§ **Written request**:
Every record should be written out exactly, please.

§ **Data supplied**:
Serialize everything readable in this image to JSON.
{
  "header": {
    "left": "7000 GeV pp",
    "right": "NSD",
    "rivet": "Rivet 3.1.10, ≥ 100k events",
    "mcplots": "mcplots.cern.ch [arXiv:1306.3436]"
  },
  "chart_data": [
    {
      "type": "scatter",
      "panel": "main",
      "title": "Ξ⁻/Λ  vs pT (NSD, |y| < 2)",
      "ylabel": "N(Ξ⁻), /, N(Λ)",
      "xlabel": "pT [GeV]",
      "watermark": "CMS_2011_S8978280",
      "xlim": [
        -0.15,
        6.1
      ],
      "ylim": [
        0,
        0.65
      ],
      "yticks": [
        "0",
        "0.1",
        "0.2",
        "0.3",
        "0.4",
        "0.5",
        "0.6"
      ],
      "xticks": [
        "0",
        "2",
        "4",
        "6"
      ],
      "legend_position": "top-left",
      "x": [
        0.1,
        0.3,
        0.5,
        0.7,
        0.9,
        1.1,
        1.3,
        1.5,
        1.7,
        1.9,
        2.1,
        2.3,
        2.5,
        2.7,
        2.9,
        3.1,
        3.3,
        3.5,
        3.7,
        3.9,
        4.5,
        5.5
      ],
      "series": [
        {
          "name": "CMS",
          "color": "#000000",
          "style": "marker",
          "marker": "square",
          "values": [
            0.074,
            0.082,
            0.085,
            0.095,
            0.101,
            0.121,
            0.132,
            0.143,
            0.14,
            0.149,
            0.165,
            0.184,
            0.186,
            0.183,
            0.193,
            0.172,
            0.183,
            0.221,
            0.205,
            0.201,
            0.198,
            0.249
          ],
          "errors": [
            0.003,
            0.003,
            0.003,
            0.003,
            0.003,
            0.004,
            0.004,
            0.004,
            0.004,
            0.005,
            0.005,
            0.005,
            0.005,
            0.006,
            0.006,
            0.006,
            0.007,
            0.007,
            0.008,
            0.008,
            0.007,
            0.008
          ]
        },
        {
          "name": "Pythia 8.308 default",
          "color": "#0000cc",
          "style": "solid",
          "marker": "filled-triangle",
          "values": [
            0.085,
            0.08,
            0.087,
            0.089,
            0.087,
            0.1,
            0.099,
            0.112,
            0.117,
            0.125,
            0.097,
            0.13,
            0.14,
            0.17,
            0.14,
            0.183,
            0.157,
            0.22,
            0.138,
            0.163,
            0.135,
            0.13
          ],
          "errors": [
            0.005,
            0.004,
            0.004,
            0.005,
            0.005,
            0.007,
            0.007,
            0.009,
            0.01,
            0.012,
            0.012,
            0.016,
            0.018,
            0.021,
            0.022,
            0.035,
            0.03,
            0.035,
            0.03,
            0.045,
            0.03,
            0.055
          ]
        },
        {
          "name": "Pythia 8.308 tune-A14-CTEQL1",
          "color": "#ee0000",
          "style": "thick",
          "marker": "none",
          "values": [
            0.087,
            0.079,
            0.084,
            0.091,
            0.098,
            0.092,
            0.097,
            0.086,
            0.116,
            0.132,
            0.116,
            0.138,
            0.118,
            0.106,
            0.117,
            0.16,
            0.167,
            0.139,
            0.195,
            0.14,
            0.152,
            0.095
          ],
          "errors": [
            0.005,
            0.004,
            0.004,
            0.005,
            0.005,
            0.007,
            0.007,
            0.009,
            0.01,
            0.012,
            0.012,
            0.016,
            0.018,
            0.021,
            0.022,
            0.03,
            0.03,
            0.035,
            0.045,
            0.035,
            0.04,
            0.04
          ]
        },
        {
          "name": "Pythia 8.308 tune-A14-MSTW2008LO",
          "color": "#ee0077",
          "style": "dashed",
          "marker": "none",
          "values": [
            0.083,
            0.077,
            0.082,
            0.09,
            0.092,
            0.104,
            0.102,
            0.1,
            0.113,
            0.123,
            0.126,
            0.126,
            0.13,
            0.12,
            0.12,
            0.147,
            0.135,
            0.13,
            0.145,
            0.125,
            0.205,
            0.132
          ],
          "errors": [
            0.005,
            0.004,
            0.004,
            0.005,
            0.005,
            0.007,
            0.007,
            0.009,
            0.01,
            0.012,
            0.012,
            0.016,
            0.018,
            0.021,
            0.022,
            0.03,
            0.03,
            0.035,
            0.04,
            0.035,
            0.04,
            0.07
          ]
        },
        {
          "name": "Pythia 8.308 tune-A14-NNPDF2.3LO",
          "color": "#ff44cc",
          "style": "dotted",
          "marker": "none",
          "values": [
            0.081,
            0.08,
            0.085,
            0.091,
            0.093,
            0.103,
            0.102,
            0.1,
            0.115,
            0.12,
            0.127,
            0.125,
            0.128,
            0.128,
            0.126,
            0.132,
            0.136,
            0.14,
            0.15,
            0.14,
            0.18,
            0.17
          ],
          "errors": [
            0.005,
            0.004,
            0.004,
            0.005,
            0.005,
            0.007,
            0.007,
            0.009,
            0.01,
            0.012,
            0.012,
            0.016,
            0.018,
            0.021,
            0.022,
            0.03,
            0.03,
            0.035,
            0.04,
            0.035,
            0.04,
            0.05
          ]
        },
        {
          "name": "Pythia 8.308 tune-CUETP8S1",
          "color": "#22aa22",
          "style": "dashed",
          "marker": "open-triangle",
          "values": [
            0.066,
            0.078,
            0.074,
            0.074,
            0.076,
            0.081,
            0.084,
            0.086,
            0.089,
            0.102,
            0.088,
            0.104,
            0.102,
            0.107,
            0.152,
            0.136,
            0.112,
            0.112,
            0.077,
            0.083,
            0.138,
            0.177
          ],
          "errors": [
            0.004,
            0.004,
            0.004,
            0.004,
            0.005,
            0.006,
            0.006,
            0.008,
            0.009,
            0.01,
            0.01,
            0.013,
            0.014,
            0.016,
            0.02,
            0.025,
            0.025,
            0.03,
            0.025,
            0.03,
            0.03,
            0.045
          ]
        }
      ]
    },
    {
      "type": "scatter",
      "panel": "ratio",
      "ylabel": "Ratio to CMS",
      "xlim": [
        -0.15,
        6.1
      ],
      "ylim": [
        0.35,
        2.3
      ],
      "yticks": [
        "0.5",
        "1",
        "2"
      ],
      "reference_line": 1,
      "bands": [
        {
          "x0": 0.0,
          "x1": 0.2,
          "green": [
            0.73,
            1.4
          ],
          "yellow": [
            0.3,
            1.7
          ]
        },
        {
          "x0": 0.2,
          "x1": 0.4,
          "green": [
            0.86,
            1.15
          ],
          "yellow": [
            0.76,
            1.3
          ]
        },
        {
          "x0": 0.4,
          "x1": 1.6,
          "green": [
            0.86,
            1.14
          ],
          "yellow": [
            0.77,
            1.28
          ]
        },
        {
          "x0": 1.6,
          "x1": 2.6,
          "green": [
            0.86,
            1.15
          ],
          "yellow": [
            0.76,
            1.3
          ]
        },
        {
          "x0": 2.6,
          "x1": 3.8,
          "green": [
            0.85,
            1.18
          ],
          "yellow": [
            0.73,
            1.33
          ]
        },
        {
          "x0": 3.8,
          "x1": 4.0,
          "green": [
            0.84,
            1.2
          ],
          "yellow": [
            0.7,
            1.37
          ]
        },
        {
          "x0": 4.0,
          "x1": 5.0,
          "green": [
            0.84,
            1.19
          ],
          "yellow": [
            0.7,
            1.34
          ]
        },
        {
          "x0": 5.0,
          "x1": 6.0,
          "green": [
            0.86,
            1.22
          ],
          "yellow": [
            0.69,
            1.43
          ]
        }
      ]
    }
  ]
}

§ **Result for this exercise**:
Serialize everything readable in this image to JSON.
{
  "header": {
    "left": "7000 GeV pp",
    "right": "NSD",
    "rivet": "Rivet 3.1.10, ≥ 100k events",
    "mcplots": "mcplots.cern.ch [arXiv:1306.3436]"
  },
  "chart_data": [
    {
      "type": "scatter",
      "panel": "main",
      "title": "Ξ⁻/Λ  vs pT (NSD, |y| < 2)",
      "ylabel": "N(Ξ⁻), /, N(Λ)",
      "xlabel": "pT [GeV]",
      "watermark": "CMS_2011_S8978280",
      "xlim": [
        -0.15,
        6.1
      ],
      "ylim": [
        0,
        0.65
      ],
      "yticks": [
        "0",
        "0.1",
        "0.2",
        "0.3",
        "0.4",
        "0.5",
        "0.6"
      ],
      "xticks": [
        "0",
        "2",
        "4",
        "6"
      ],
      "legend_position": "top-left",
      "x": [
        0.1,
        0.3,
        0.5,
        0.7,
        0.9,
        1.1,
        1.3,
        1.5,
        1.7,
        1.9,
        2.1,
        2.3,
        2.5,
        2.7,
        2.9,
        3.1,
        3.3,
        3.5,
        3.7,
        3.9,
        4.5,
        5.5
      ],
      "series": [
        {
          "name": "CMS",
          "color": "#000000",
          "style": "marker",
          "marker": "square",
          "values": [
            0.074,
            0.082,
            0.085,
            0.095,
            0.101,
            0.121,
            0.132,
            0.143,
            0.14,
            0.149,
            0.165,
            0.184,
            0.186,
            0.183,
            0.193,
            0.172,
            0.183,
            0.221,
            0.205,
            0.201,
            0.198,
            0.249
          ],
          "errors": [
            0.003,
            0.003,
            0.003,
            0.003,
            0.003,
            0.004,
            0.004,
            0.004,
            0.004,
            0.005,
            0.005,
            0.005,
            0.005,
            0.006,
            0.006,
            0.006,
            0.007,
            0.007,
            0.008,
            0.008,
            0.007,
            0.008
          ]
        },
        {
          "name": "Pythia 8.308 default",
          "color": "#0000cc",
          "style": "solid",
          "marker": "filled-triangle",
          "values": [
            0.085,
            0.08,
            0.087,
            0.089,
            0.087,
            0.1,
            0.099,
            0.112,
            0.117,
            0.125,
            0.097,
            0.13,
            0.14,
            0.17,
            0.14,
            0.183,
            0.157,
            0.22,
            0.138,
            0.163,
            0.135,
            0.13
          ],
          "errors": [
            0.005,
            0.004,
            0.004,
            0.005,
            0.005,
            0.007,
            0.007,
            0.009,
            0.01,
            0.012,
            0.012,
            0.016,
            0.018,
            0.021,
            0.022,
            0.035,
            0.03,
            0.035,
            0.03,
            0.045,
            0.03,
            0.055
          ]
        },
        {
          "name": "Pythia 8.308 tune-A14-CTEQL1",
          "color": "#ee0000",
          "style": "thick",
          "marker": "none",
          "values": [
            0.087,
            0.079,
            0.084,
            0.091,
            0.098,
            0.092,
            0.097,
            0.086,
            0.116,
            0.132,
            0.116,
            0.138,
            0.118,
            0.106,
            0.117,
            0.16,
            0.167,
            0.139,
            0.195,
            0.14,
            0.152,
            0.095
          ],
          "errors": [
            0.005,
            0.004,
            0.004,
            0.005,
            0.005,
            0.007,
            0.007,
            0.009,
            0.01,
            0.012,
            0.012,
            0.016,
            0.018,
            0.021,
            0.022,
            0.03,
            0.03,
            0.035,
            0.045,
            0.035,
            0.04,
            0.04
          ]
        },
        {
          "name": "Pythia 8.308 tune-A14-MSTW2008LO",
          "color": "#ee0077",
          "style": "dashed",
          "marker": "none",
          "values": [
            0.083,
            0.077,
            0.082,
            0.09,
            0.092,
            0.104,
            0.102,
            0.1,
            0.113,
            0.123,
            0.126,
            0.126,
            0.13,
            0.12,
            0.12,
            0.147,
            0.135,
            0.13,
            0.145,
            0.125,
            0.205,
            0.132
          ],
          "errors": [
            0.005,
            0.004,
            0.004,
            0.005,
            0.005,
            0.007,
            0.007,
            0.009,
            0.01,
            0.012,
            0.012,
            0.016,
            0.018,
            0.021,
            0.022,
            0.03,
            0.03,
            0.035,
            0.04,
            0.035,
            0.04,
            0.07
          ]
        },
        {
          "name": "Pythia 8.308 tune-A14-NNPDF2.3LO",
          "color": "#ff44cc",
          "style": "dotted",
          "marker": "none",
          "values": [
            0.081,
            0.08,
            0.085,
            0.091,
            0.093,
            0.103,
            0.102,
            0.1,
            0.115,
            0.12,
            0.127,
            0.125,
            0.128,
            0.128,
            0.126,
            0.132,
            0.136,
            0.14,
            0.15,
            0.14,
            0.18,
            0.17
          ],
          "errors": [
            0.005,
            0.004,
            0.004,
            0.005,
            0.005,
            0.007,
            0.007,
            0.009,
            0.01,
            0.012,
            0.012,
            0.016,
            0.018,
            0.021,
            0.022,
            0.03,
            0.03,
            0.035,
            0.04,
            0.035,
            0.04,
            0.05
          ]
        },
        {
          "name": "Pythia 8.308 tune-CUETP8S1",
          "color": "#22aa22",
          "style": "dashed",
          "marker": "open-triangle",
          "values": [
            0.066,
            0.078,
            0.074,
            0.074,
            0.076,
            0.081,
            0.084,
            0.086,
            0.089,
            0.102,
            0.088,
            0.104,
            0.102,
            0.107,
            0.152,
            0.136,
            0.112,
            0.112,
            0.077,
            0.083,
            0.138,
            0.177
          ],
          "errors": [
            0.004,
            0.004,
            0.004,
            0.004,
            0.005,
            0.006,
            0.006,
            0.008,
            0.009,
            0.01,
            0.01,
            0.013,
            0.014,
            0.016,
            0.02,
            0.025,
            0.025,
            0.03,
            0.025,
            0.03,
            0.03,
            0.045
          ]
        }
      ]
    },
    {
      "type": "scatter",
      "panel": "ratio",
      "ylabel": "Ratio to CMS",
      "xlim": [
        -0.15,
        6.1
      ],
      "ylim": [
        0.35,
        2.3
      ],
      "yticks": [
        "0.5",
        "1",
        "2"
      ],
      "reference_line": 1,
      "bands": [
        {
          "x0": 0.0,
          "x1": 0.2,
          "green": [
            0.73,
            1.4
          ],
          "yellow": [
            0.3,
            1.7
          ]
        },
        {
          "x0": 0.2,
          "x1": 0.4,
          "green": [
            0.86,
            1.15
          ],
          "yellow": [
            0.76,
            1.3
          ]
        },
        {
          "x0": 0.4,
          "x1": 1.6,
          "green": [
            0.86,
            1.14
          ],
          "yellow": [
            0.77,
            1.28
          ]
        },
        {
          "x0": 1.6,
          "x1": 2.6,
          "green": [
            0.86,
            1.15
          ],
          "yellow": [
            0.76,
            1.3
          ]
        },
        {
          "x0": 2.6,
          "x1": 3.8,
          "green": [
            0.85,
            1.18
          ],
          "yellow": [
            0.73,
            1.33
          ]
        },
        {
          "x0": 3.8,
          "x1": 4.0,
          "green": [
            0.84,
            1.2
          ],
          "yellow": [
            0.7,
            1.37
          ]
        },
        {
          "x0": 4.0,
          "x1": 5.0,
          "green": [
            0.84,
            1.19
          ],
          "yellow": [
            0.7,
            1.34
          ]
        },
        {
          "x0": 5.0,
          "x1": 6.0,
          "green": [
            0.86,
            1.22
          ],
          "yellow": [
            0.69,
            1.43
          ]
        }
      ]
    }
  ]
}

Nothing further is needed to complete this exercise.